(Dataset records on visual material)

○ ○ ○ ○

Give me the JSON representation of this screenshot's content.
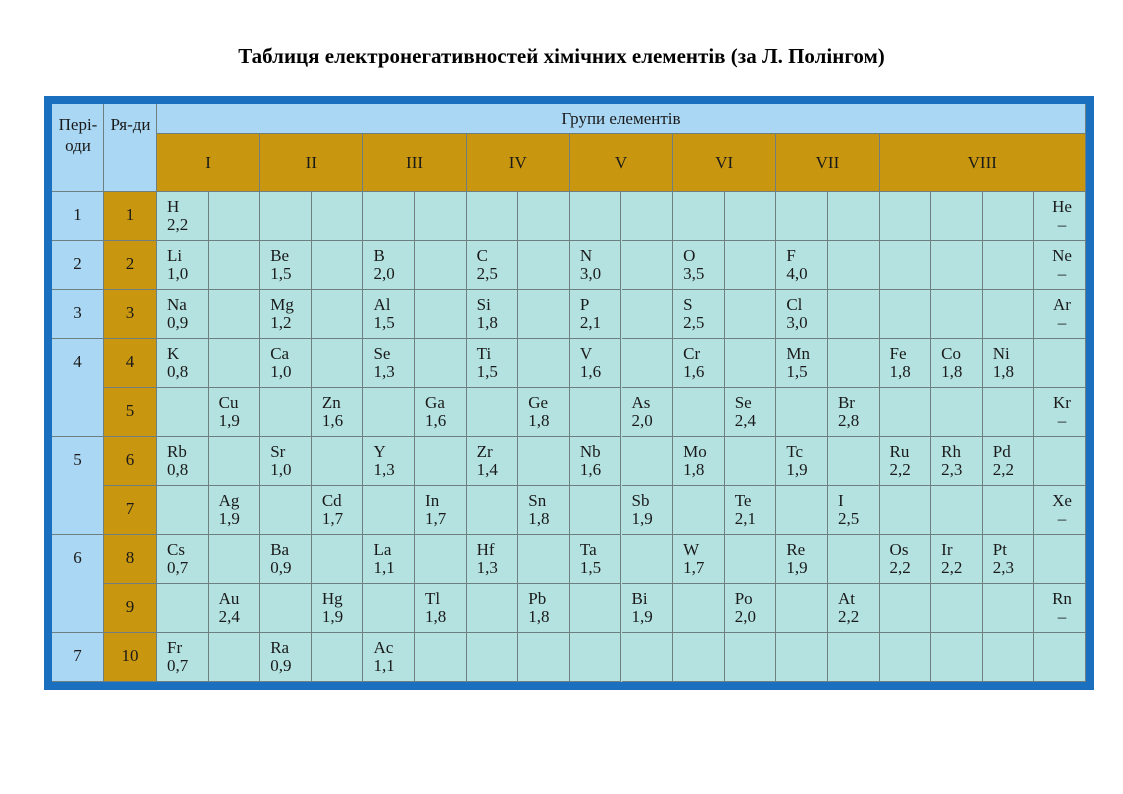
{
  "title": "Таблиця електронегативностей хімічних елементів (за Л. Полінгом)",
  "headers": {
    "periods": "Пері-оди",
    "rows": "Ря-ди",
    "groups": "Групи елементів"
  },
  "groups": [
    "I",
    "II",
    "III",
    "IV",
    "V",
    "VI",
    "VII",
    "VIII"
  ],
  "periods": [
    {
      "label": "1",
      "rows": [
        "1"
      ]
    },
    {
      "label": "2",
      "rows": [
        "2"
      ]
    },
    {
      "label": "3",
      "rows": [
        "3"
      ]
    },
    {
      "label": "4",
      "rows": [
        "4",
        "5"
      ]
    },
    {
      "label": "5",
      "rows": [
        "6",
        "7"
      ]
    },
    {
      "label": "6",
      "rows": [
        "8",
        "9"
      ]
    },
    {
      "label": "7",
      "rows": [
        "10"
      ]
    }
  ],
  "elements": [
    {
      "symbol": "H",
      "value": "2,2",
      "row": 0,
      "col": 0
    },
    {
      "symbol": "He",
      "value": "–",
      "row": 0,
      "col": 17
    },
    {
      "symbol": "Li",
      "value": "1,0",
      "row": 1,
      "col": 0
    },
    {
      "symbol": "Be",
      "value": "1,5",
      "row": 1,
      "col": 2
    },
    {
      "symbol": "B",
      "value": "2,0",
      "row": 1,
      "col": 4
    },
    {
      "symbol": "C",
      "value": "2,5",
      "row": 1,
      "col": 6
    },
    {
      "symbol": "N",
      "value": "3,0",
      "row": 1,
      "col": 8
    },
    {
      "symbol": "O",
      "value": "3,5",
      "row": 1,
      "col": 10
    },
    {
      "symbol": "F",
      "value": "4,0",
      "row": 1,
      "col": 12
    },
    {
      "symbol": "Ne",
      "value": "–",
      "row": 1,
      "col": 17
    },
    {
      "symbol": "Na",
      "value": "0,9",
      "row": 2,
      "col": 0
    },
    {
      "symbol": "Mg",
      "value": "1,2",
      "row": 2,
      "col": 2
    },
    {
      "symbol": "Al",
      "value": "1,5",
      "row": 2,
      "col": 4
    },
    {
      "symbol": "Si",
      "value": "1,8",
      "row": 2,
      "col": 6
    },
    {
      "symbol": "P",
      "value": "2,1",
      "row": 2,
      "col": 8
    },
    {
      "symbol": "S",
      "value": "2,5",
      "row": 2,
      "col": 10
    },
    {
      "symbol": "Cl",
      "value": "3,0",
      "row": 2,
      "col": 12
    },
    {
      "symbol": "Ar",
      "value": "–",
      "row": 2,
      "col": 17
    },
    {
      "symbol": "K",
      "value": "0,8",
      "row": 3,
      "col": 0
    },
    {
      "symbol": "Ca",
      "value": "1,0",
      "row": 3,
      "col": 2
    },
    {
      "symbol": "Se",
      "value": "1,3",
      "row": 3,
      "col": 4
    },
    {
      "symbol": "Ti",
      "value": "1,5",
      "row": 3,
      "col": 6
    },
    {
      "symbol": "V",
      "value": "1,6",
      "row": 3,
      "col": 8
    },
    {
      "symbol": "Cr",
      "value": "1,6",
      "row": 3,
      "col": 10
    },
    {
      "symbol": "Mn",
      "value": "1,5",
      "row": 3,
      "col": 12
    },
    {
      "symbol": "Fe",
      "value": "1,8",
      "row": 3,
      "col": 14
    },
    {
      "symbol": "Co",
      "value": "1,8",
      "row": 3,
      "col": 15
    },
    {
      "symbol": "Ni",
      "value": "1,8",
      "row": 3,
      "col": 16
    },
    {
      "symbol": "Cu",
      "value": "1,9",
      "row": 4,
      "col": 1
    },
    {
      "symbol": "Zn",
      "value": "1,6",
      "row": 4,
      "col": 3
    },
    {
      "symbol": "Ga",
      "value": "1,6",
      "row": 4,
      "col": 5
    },
    {
      "symbol": "Ge",
      "value": "1,8",
      "row": 4,
      "col": 7
    },
    {
      "symbol": "As",
      "value": "2,0",
      "row": 4,
      "col": 9
    },
    {
      "symbol": "Se",
      "value": "2,4",
      "row": 4,
      "col": 11
    },
    {
      "symbol": "Br",
      "value": "2,8",
      "row": 4,
      "col": 13
    },
    {
      "symbol": "Kr",
      "value": "–",
      "row": 4,
      "col": 17
    },
    {
      "symbol": "Rb",
      "value": "0,8",
      "row": 5,
      "col": 0
    },
    {
      "symbol": "Sr",
      "value": "1,0",
      "row": 5,
      "col": 2
    },
    {
      "symbol": "Y",
      "value": "1,3",
      "row": 5,
      "col": 4
    },
    {
      "symbol": "Zr",
      "value": "1,4",
      "row": 5,
      "col": 6
    },
    {
      "symbol": "Nb",
      "value": "1,6",
      "row": 5,
      "col": 8
    },
    {
      "symbol": "Mo",
      "value": "1,8",
      "row": 5,
      "col": 10
    },
    {
      "symbol": "Tc",
      "value": "1,9",
      "row": 5,
      "col": 12
    },
    {
      "symbol": "Ru",
      "value": "2,2",
      "row": 5,
      "col": 14
    },
    {
      "symbol": "Rh",
      "value": "2,3",
      "row": 5,
      "col": 15
    },
    {
      "symbol": "Pd",
      "value": "2,2",
      "row": 5,
      "col": 16
    },
    {
      "symbol": "Ag",
      "value": "1,9",
      "row": 6,
      "col": 1
    },
    {
      "symbol": "Cd",
      "value": "1,7",
      "row": 6,
      "col": 3
    },
    {
      "symbol": "In",
      "value": "1,7",
      "row": 6,
      "col": 5
    },
    {
      "symbol": "Sn",
      "value": "1,8",
      "row": 6,
      "col": 7
    },
    {
      "symbol": "Sb",
      "value": "1,9",
      "row": 6,
      "col": 9
    },
    {
      "symbol": "Te",
      "value": "2,1",
      "row": 6,
      "col": 11
    },
    {
      "symbol": "I",
      "value": "2,5",
      "row": 6,
      "col": 13
    },
    {
      "symbol": "Xe",
      "value": "–",
      "row": 6,
      "col": 17
    },
    {
      "symbol": "Cs",
      "value": "0,7",
      "row": 7,
      "col": 0
    },
    {
      "symbol": "Ba",
      "value": "0,9",
      "row": 7,
      "col": 2
    },
    {
      "symbol": "La",
      "value": "1,1",
      "row": 7,
      "col": 4
    },
    {
      "symbol": "Hf",
      "value": "1,3",
      "row": 7,
      "col": 6
    },
    {
      "symbol": "Ta",
      "value": "1,5",
      "row": 7,
      "col": 8
    },
    {
      "symbol": "W",
      "value": "1,7",
      "row": 7,
      "col": 10
    },
    {
      "symbol": "Re",
      "value": "1,9",
      "row": 7,
      "col": 12
    },
    {
      "symbol": "Os",
      "value": "2,2",
      "row": 7,
      "col": 14
    },
    {
      "symbol": "Ir",
      "value": "2,2",
      "row": 7,
      "col": 15
    },
    {
      "symbol": "Pt",
      "value": "2,3",
      "row": 7,
      "col": 16
    },
    {
      "symbol": "Au",
      "value": "2,4",
      "row": 8,
      "col": 1
    },
    {
      "symbol": "Hg",
      "value": "1,9",
      "row": 8,
      "col": 3
    },
    {
      "symbol": "Tl",
      "value": "1,8",
      "row": 8,
      "col": 5
    },
    {
      "symbol": "Pb",
      "value": "1,8",
      "row": 8,
      "col": 7
    },
    {
      "symbol": "Bi",
      "value": "1,9",
      "row": 8,
      "col": 9
    },
    {
      "symbol": "Po",
      "value": "2,0",
      "row": 8,
      "col": 11
    },
    {
      "symbol": "At",
      "value": "2,2",
      "row": 8,
      "col": 13
    },
    {
      "symbol": "Rn",
      "value": "–",
      "row": 8,
      "col": 17
    },
    {
      "symbol": "Fr",
      "value": "0,7",
      "row": 9,
      "col": 0
    },
    {
      "symbol": "Ra",
      "value": "0,9",
      "row": 9,
      "col": 2
    },
    {
      "symbol": "Ac",
      "value": "1,1",
      "row": 9,
      "col": 4
    }
  ]
}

○ ○ ○ ○

> _Task requirements_
Each line that has the word "елементів" should be copied.

> _Solution to the exercise_
  "title": "Таблиця електронегативностей хімічних елементів (за Л. Полінгом)",
    "groups": "Групи елементів"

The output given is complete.